Skip any picture you find and retype all the remaining lines exactly.
** START OF Extracted entries **
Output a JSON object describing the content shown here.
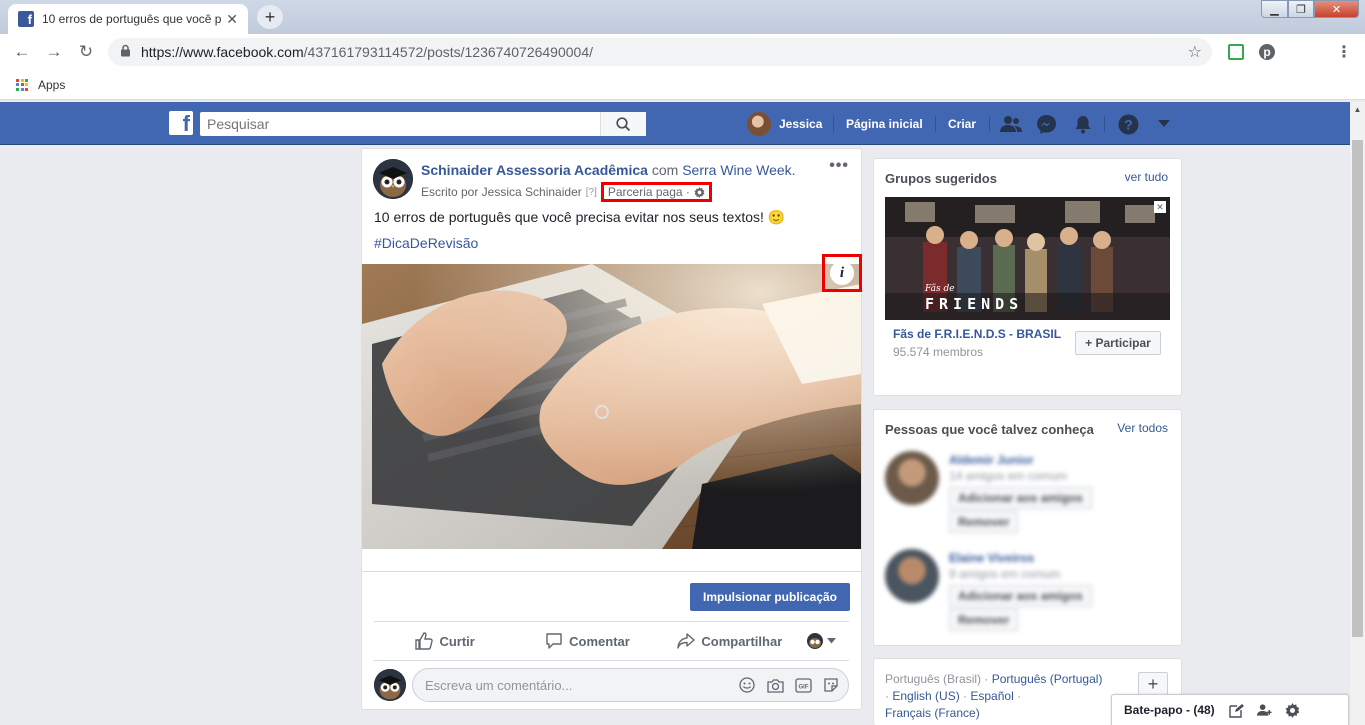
{
  "browser": {
    "tab_title": "10 erros de português que você p",
    "url_host": "https://www.facebook.com",
    "url_path": "/437161793114572/posts/1236740726490004/",
    "bookmarks_apps": "Apps"
  },
  "fb": {
    "search_placeholder": "Pesquisar",
    "user_name": "Jessica",
    "nav_home": "Página inicial",
    "nav_create": "Criar"
  },
  "post": {
    "page_name": "Schinaider Assessoria Acadêmica",
    "with_text": "com",
    "with_page": "Serra Wine Week.",
    "written_by": "Escrito por Jessica Schinaider",
    "written_by_help": "[?]",
    "paid_partnership": "Parceria paga ·",
    "text": "10 erros de português que você precisa evitar nos seus textos! 🙂",
    "hashtag": "#DicaDeRevisão",
    "boost_label": "Impulsionar publicação",
    "like_label": "Curtir",
    "comment_label": "Comentar",
    "share_label": "Compartilhar",
    "comment_placeholder": "Escreva um comentário..."
  },
  "groups": {
    "title": "Grupos sugeridos",
    "see_all": "ver tudo",
    "group_name": "Fãs de F.R.I.E.N.D.S - BRASIL",
    "members": "95.574 membros",
    "join_label": "+ Participar",
    "image_caption_top": "Fãs de",
    "image_caption_main": "FRIENDS"
  },
  "people": {
    "title": "Pessoas que você talvez conheça",
    "see_all": "Ver todos",
    "items": [
      {
        "name": "Aldemir Junior",
        "mutual": "14 amigos em comum",
        "add": "Adicionar aos amigos",
        "remove": "Remover"
      },
      {
        "name": "Elaine Viveiros",
        "mutual": "9 amigos em comum",
        "add": "Adicionar aos amigos",
        "remove": "Remover"
      }
    ]
  },
  "languages": {
    "current": "Português (Brasil)",
    "opt1": "Português (Portugal)",
    "opt2": "English (US)",
    "opt3": "Español",
    "opt4": "Français (France)",
    "add": "+"
  },
  "chat": {
    "label": "Bate-papo - (48)"
  },
  "colors": {
    "fb_blue": "#4267b2",
    "link_blue": "#365899",
    "highlight_red": "#ee0000"
  }
}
** END OF Extracted entries **
### [Task answer]
Output a JSON object describing the content shown here.
{
  "browser": {
    "tab_title": "10 erros de português que você p",
    "url_host": "https://www.facebook.com",
    "url_path": "/437161793114572/posts/1236740726490004/",
    "bookmarks_apps": "Apps"
  },
  "fb": {
    "search_placeholder": "Pesquisar",
    "user_name": "Jessica",
    "nav_home": "Página inicial",
    "nav_create": "Criar"
  },
  "post": {
    "page_name": "Schinaider Assessoria Acadêmica",
    "with_text": "com",
    "with_page": "Serra Wine Week.",
    "written_by": "Escrito por Jessica Schinaider",
    "written_by_help": "[?]",
    "paid_partnership": "Parceria paga ·",
    "text": "10 erros de português que você precisa evitar nos seus textos! 🙂",
    "hashtag": "#DicaDeRevisão",
    "boost_label": "Impulsionar publicação",
    "like_label": "Curtir",
    "comment_label": "Comentar",
    "share_label": "Compartilhar",
    "comment_placeholder": "Escreva um comentário..."
  },
  "groups": {
    "title": "Grupos sugeridos",
    "see_all": "ver tudo",
    "group_name": "Fãs de F.R.I.E.N.D.S - BRASIL",
    "members": "95.574 membros",
    "join_label": "+ Participar",
    "image_caption_top": "Fãs de",
    "image_caption_main": "FRIENDS"
  },
  "people": {
    "title": "Pessoas que você talvez conheça",
    "see_all": "Ver todos",
    "items": [
      {
        "name": "Aldemir Junior",
        "mutual": "14 amigos em comum",
        "add": "Adicionar aos amigos",
        "remove": "Remover"
      },
      {
        "name": "Elaine Viveiros",
        "mutual": "9 amigos em comum",
        "add": "Adicionar aos amigos",
        "remove": "Remover"
      }
    ]
  },
  "languages": {
    "current": "Português (Brasil)",
    "opt1": "Português (Portugal)",
    "opt2": "English (US)",
    "opt3": "Español",
    "opt4": "Français (France)",
    "add": "+"
  },
  "chat": {
    "label": "Bate-papo - (48)"
  },
  "colors": {
    "fb_blue": "#4267b2",
    "link_blue": "#365899",
    "highlight_red": "#ee0000"
  }
}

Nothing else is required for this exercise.